What the exercise asks:
Look through the data below and say how many of its lines contain "बखतर", adding nothing else.

------

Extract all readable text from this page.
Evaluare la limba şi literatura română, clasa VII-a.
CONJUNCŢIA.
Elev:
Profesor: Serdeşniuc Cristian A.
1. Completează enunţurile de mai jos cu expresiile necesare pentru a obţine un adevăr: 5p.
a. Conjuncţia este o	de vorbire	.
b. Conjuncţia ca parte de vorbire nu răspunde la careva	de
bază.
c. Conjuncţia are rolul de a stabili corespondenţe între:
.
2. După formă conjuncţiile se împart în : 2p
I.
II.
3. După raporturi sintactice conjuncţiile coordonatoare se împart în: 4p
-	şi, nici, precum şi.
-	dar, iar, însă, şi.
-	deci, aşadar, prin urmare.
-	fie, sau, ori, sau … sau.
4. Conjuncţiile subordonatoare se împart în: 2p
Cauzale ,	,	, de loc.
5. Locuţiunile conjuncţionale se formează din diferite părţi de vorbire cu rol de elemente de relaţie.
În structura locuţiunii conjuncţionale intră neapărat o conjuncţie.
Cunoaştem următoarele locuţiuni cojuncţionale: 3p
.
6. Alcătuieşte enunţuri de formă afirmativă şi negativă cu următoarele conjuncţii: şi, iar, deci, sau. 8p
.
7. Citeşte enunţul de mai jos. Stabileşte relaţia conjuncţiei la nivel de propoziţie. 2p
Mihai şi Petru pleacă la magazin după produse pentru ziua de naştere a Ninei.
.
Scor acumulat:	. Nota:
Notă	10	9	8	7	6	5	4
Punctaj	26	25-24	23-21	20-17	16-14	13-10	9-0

------

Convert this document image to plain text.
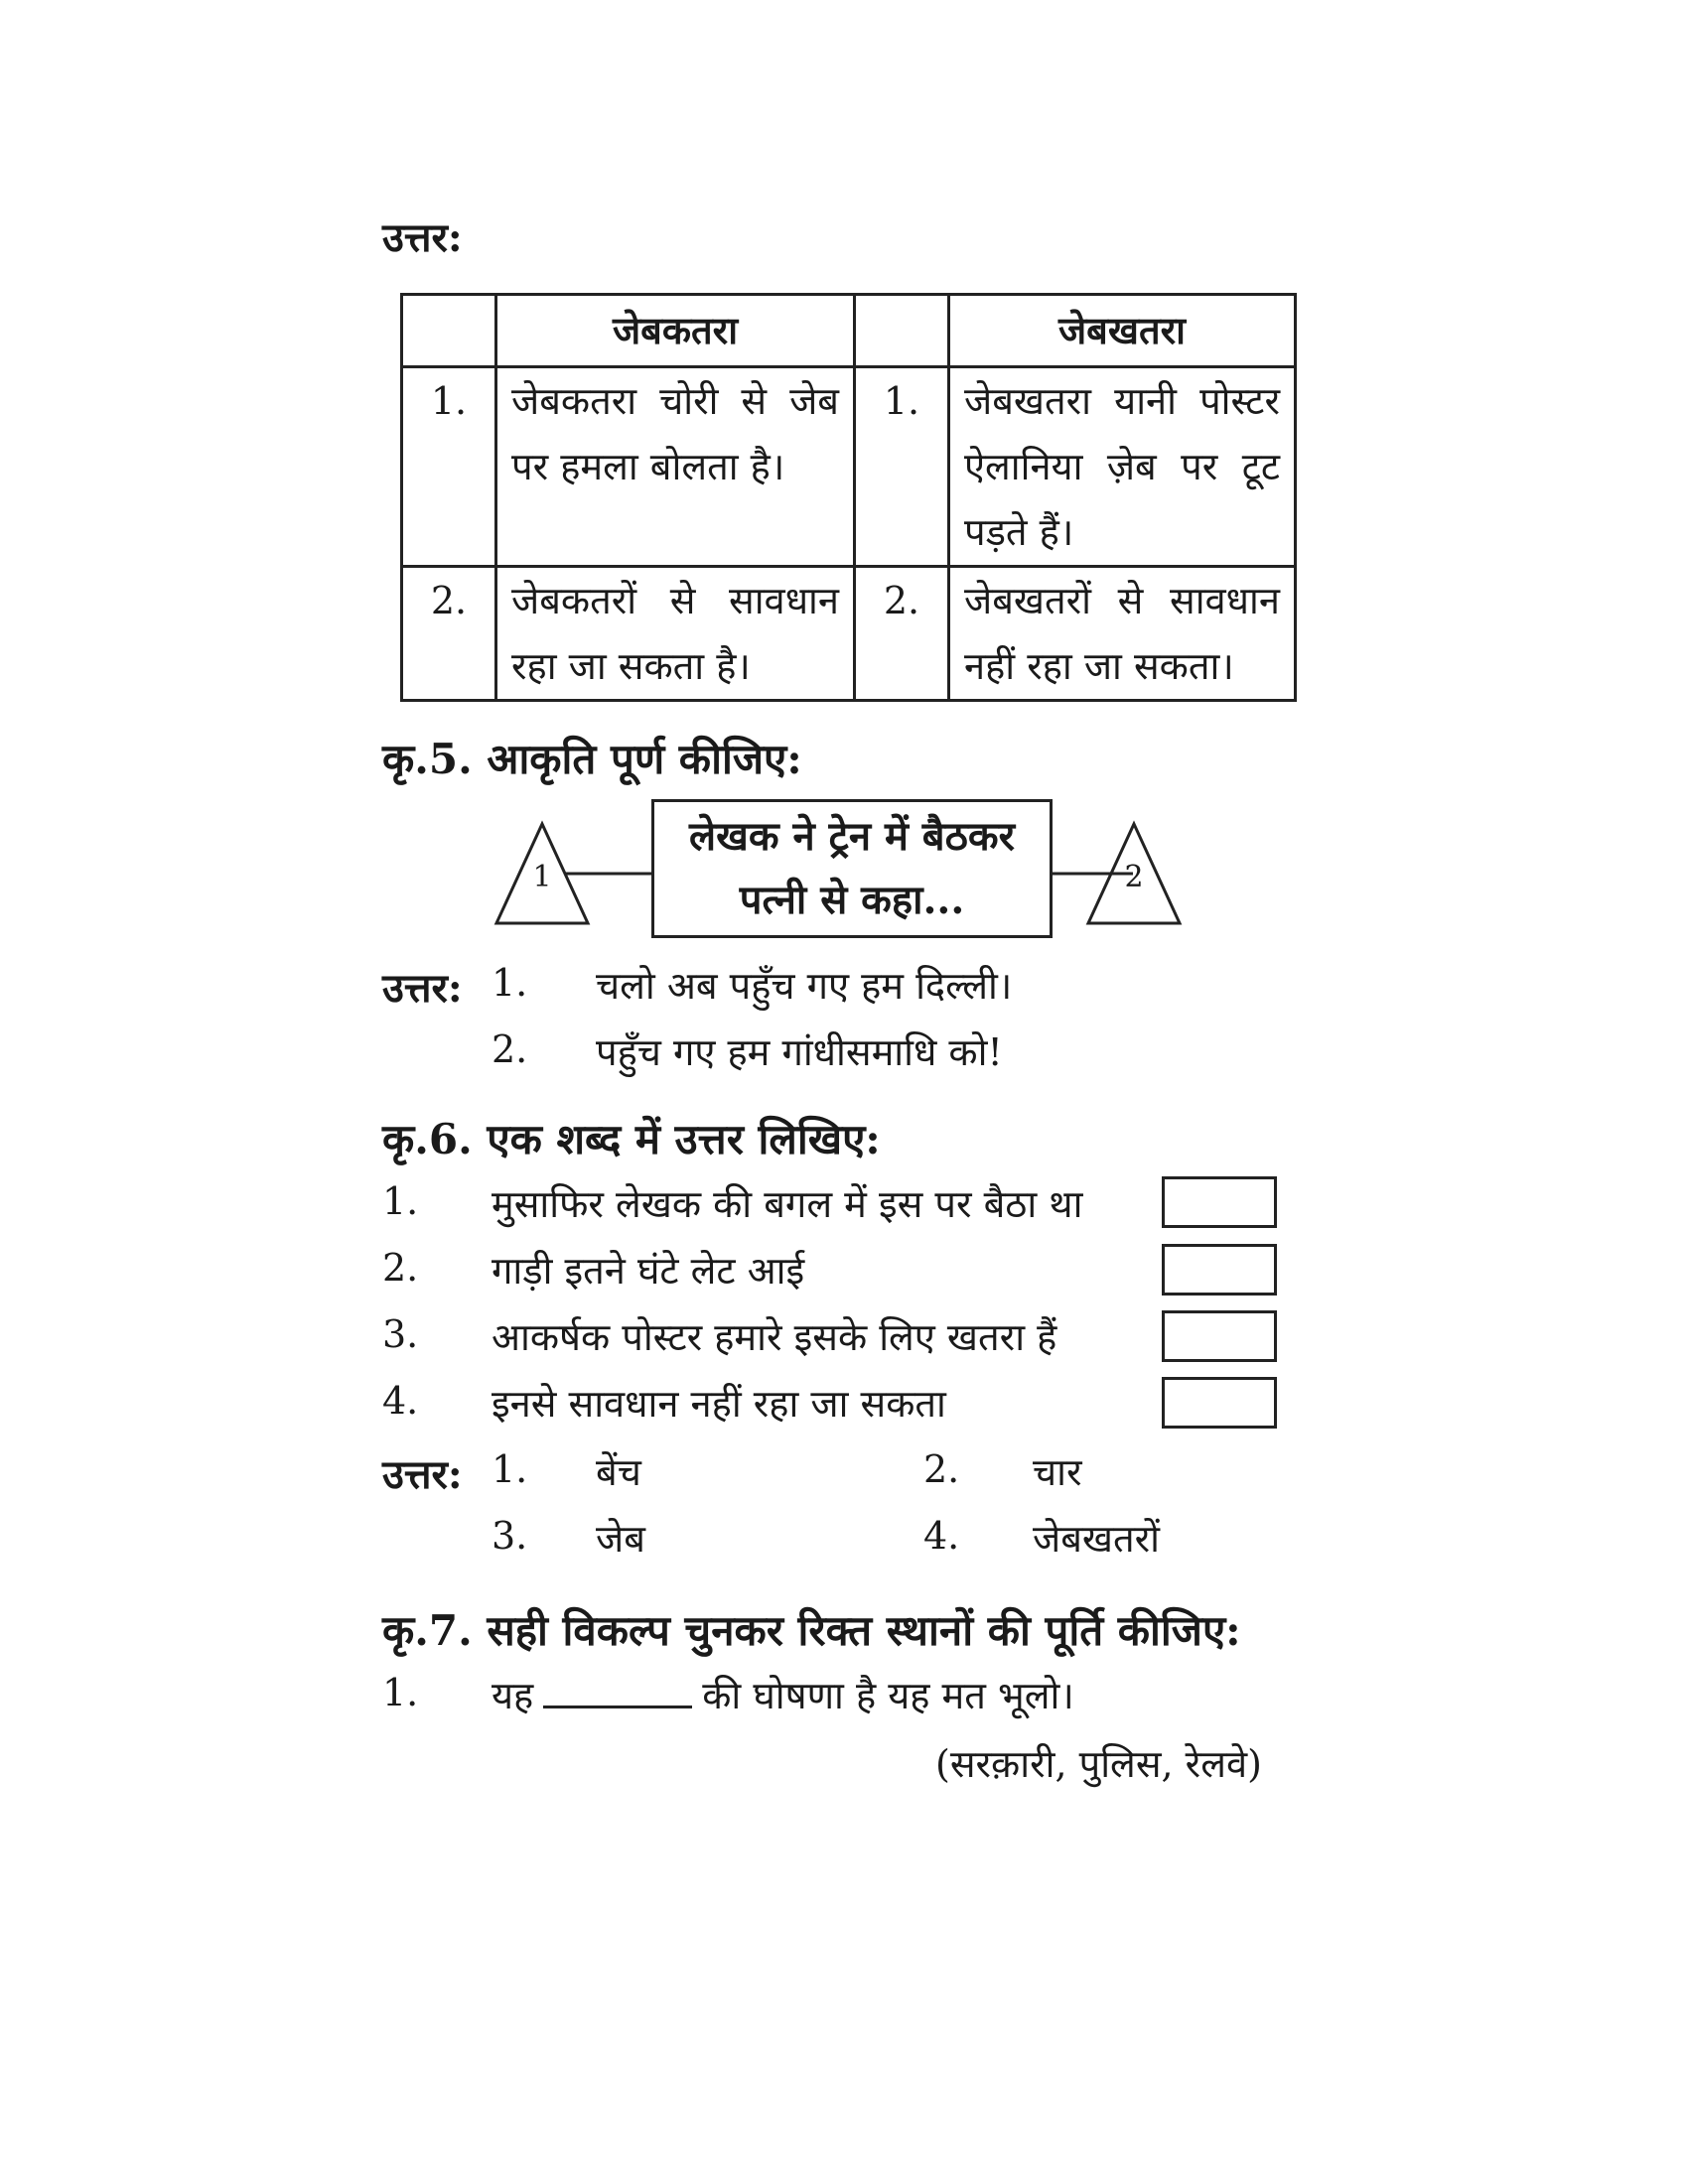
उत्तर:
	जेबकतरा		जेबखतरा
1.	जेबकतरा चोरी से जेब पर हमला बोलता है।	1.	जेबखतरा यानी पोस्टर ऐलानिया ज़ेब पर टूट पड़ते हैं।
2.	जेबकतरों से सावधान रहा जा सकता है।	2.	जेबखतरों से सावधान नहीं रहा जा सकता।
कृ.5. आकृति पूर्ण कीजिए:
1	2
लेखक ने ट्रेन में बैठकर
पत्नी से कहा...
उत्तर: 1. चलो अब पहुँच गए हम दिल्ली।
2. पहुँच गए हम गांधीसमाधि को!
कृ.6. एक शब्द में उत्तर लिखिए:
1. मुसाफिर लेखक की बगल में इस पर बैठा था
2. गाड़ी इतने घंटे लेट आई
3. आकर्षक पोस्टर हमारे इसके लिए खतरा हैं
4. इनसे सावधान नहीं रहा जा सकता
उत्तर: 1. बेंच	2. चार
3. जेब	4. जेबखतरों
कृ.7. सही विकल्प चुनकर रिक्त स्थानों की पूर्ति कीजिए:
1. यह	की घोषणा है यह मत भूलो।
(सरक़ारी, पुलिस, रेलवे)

------

Task response:
4